== Set exercise ==
Print the listing below verbatim, from its first line through the line containing "download-gauge-arrow-small (858, 641, 880, 667)", both included.
▽
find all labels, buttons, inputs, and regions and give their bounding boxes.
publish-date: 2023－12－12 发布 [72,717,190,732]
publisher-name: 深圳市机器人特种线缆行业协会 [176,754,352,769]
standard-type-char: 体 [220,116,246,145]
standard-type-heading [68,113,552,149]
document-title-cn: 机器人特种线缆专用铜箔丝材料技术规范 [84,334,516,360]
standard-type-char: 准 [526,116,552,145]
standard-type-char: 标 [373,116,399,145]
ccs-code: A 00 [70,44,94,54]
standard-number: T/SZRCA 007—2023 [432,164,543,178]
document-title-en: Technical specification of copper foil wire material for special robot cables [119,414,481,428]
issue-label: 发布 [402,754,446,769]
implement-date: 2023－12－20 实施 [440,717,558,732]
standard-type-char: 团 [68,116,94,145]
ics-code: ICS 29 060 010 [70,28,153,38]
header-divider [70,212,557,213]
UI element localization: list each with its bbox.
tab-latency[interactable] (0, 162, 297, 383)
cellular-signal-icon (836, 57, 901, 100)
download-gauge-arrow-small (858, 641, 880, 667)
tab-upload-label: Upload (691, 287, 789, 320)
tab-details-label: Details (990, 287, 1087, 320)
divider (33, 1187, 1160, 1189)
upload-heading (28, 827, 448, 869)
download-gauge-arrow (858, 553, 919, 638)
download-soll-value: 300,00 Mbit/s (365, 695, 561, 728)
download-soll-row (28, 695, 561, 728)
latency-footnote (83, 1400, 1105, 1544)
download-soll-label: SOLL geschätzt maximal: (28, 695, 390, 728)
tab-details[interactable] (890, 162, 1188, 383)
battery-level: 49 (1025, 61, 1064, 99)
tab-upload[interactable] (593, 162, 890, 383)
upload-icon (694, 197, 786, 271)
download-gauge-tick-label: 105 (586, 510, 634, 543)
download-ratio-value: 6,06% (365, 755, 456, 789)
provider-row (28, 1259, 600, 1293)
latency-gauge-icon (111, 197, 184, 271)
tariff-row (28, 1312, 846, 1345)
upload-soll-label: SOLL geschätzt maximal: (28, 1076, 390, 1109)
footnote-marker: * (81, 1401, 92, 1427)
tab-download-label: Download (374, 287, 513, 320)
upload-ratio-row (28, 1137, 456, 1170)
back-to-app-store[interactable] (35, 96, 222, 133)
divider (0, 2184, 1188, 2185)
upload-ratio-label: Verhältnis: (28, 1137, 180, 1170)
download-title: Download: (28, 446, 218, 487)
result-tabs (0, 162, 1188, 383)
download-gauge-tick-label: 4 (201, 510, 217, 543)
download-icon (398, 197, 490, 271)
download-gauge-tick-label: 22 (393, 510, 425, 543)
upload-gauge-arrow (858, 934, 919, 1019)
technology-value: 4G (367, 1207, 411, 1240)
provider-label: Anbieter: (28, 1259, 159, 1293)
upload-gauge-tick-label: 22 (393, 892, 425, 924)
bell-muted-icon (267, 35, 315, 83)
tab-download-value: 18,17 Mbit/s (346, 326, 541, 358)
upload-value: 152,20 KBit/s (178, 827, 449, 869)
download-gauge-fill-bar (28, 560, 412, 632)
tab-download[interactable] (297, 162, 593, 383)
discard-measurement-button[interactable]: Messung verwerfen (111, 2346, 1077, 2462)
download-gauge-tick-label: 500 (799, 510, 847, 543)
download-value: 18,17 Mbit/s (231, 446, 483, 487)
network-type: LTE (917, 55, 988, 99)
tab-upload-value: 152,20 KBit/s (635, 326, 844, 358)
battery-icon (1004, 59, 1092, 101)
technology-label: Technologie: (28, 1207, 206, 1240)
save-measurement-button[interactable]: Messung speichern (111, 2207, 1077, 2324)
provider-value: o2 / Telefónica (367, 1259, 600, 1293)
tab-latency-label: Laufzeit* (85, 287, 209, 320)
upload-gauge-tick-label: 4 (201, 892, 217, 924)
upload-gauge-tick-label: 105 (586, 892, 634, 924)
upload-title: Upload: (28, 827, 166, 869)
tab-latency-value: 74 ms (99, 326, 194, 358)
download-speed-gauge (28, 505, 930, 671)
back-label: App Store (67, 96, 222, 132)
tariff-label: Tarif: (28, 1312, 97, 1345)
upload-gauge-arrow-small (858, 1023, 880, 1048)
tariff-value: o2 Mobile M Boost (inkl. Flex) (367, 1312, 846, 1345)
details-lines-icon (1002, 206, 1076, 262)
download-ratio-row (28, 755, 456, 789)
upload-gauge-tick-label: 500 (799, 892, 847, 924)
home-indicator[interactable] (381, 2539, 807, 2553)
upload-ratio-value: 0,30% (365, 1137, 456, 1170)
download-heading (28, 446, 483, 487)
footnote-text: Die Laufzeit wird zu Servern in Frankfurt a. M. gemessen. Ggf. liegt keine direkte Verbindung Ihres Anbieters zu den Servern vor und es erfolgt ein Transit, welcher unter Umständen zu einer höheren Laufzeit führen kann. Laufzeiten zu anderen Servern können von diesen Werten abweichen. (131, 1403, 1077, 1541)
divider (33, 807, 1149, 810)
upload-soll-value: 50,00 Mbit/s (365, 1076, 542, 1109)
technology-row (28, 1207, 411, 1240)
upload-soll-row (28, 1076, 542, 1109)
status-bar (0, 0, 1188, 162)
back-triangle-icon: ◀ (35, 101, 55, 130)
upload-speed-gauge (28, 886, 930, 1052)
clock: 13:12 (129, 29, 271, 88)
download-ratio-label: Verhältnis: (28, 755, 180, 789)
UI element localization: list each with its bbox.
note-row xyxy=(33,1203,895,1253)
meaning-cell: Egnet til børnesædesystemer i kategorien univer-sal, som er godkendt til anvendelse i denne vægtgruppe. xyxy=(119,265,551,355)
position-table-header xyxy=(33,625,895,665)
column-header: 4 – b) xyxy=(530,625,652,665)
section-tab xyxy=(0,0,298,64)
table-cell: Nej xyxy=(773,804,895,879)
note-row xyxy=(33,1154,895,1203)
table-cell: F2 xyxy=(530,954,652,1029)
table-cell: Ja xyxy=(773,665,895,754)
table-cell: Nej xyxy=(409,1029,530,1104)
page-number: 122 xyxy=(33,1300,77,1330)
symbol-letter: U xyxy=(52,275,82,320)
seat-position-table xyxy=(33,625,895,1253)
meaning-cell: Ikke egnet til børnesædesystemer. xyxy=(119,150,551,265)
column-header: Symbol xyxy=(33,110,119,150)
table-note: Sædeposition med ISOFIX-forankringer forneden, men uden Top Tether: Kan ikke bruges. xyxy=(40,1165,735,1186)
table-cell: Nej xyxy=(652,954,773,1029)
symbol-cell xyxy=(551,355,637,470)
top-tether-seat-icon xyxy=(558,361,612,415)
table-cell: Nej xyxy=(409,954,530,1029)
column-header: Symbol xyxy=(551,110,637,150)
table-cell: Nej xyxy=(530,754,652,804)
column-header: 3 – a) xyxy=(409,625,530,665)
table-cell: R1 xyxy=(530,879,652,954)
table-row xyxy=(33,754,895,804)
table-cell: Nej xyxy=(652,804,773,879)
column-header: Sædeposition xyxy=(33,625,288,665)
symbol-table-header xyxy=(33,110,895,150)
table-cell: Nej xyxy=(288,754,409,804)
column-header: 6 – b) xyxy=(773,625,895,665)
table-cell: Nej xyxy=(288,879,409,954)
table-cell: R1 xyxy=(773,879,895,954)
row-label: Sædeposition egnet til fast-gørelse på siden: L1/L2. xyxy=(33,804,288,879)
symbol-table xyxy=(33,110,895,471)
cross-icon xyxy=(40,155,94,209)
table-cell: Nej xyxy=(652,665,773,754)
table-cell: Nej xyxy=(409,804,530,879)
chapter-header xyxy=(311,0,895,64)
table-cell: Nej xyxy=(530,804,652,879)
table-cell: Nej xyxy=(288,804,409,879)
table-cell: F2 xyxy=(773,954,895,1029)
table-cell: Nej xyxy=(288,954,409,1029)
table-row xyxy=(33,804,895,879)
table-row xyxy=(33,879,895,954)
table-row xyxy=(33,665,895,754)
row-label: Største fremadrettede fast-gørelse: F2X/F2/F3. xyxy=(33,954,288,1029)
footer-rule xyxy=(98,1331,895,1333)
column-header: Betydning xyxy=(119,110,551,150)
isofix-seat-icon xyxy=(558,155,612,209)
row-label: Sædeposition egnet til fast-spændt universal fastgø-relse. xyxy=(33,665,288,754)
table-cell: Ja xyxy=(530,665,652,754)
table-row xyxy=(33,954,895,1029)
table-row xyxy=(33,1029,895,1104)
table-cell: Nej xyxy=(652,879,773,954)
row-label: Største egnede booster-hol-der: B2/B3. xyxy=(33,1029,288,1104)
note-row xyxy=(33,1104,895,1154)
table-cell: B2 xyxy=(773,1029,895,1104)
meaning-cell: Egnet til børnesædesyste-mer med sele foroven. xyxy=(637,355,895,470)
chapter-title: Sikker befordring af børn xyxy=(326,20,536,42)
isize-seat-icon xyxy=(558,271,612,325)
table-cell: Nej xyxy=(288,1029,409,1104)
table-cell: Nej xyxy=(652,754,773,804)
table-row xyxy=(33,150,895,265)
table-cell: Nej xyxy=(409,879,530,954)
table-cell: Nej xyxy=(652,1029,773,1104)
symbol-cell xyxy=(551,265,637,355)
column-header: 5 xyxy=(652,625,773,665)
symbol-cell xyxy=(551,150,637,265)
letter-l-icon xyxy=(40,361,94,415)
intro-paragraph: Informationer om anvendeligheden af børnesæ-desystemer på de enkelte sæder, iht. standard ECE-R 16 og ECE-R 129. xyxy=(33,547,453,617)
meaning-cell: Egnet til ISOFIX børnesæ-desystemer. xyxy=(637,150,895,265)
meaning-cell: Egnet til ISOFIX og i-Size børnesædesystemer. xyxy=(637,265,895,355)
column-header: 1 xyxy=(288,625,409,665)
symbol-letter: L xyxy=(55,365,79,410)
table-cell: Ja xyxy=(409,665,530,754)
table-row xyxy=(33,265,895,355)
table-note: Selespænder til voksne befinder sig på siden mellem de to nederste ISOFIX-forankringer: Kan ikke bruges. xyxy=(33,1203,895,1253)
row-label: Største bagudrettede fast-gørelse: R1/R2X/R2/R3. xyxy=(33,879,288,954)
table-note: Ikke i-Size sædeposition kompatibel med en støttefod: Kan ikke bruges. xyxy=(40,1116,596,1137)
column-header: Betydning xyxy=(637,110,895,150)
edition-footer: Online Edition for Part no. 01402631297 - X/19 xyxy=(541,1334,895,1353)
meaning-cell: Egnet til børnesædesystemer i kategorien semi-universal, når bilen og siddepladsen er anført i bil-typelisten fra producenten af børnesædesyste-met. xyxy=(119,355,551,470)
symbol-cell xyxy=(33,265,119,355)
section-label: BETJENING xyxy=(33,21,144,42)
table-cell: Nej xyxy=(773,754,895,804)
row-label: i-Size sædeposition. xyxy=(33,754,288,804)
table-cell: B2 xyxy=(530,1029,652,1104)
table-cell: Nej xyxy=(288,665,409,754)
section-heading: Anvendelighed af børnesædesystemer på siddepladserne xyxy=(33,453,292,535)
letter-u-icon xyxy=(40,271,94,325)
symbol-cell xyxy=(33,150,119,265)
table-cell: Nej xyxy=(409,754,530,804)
△
== Written solution ==
find all labels, buttons, inputs, and regions and give their bounding boxes.
publish-date: 2023－12－12 发布 [72,717,190,732]
publisher-name: 深圳市机器人特种线缆行业协会 [176,754,352,769]
standard-type-char: 体 [220,116,246,145]
standard-type-heading [68,113,552,149]
document-title-cn: 机器人特种线缆专用铜箔丝材料技术规范 [84,334,516,360]
standard-type-char: 准 [526,116,552,145]
standard-type-char: 标 [373,116,399,145]
ccs-code: A 00 [70,44,94,54]
standard-number: T/SZRCA 007—2023 [432,164,543,178]
document-title-en: Technical specification of copper foil wire material for special robot cables [119,414,481,428]
issue-label: 发布 [402,754,446,769]
implement-date: 2023－12－20 实施 [440,717,558,732]
standard-type-char: 团 [68,116,94,145]
ics-code: ICS 29 060 010 [70,28,153,38]
header-divider [70,212,557,213]
UI element localization: list each with its bbox.
tab-latency[interactable] (0, 162, 297, 383)
cellular-signal-icon (836, 57, 901, 100)
download-gauge-arrow-small (858, 641, 880, 667)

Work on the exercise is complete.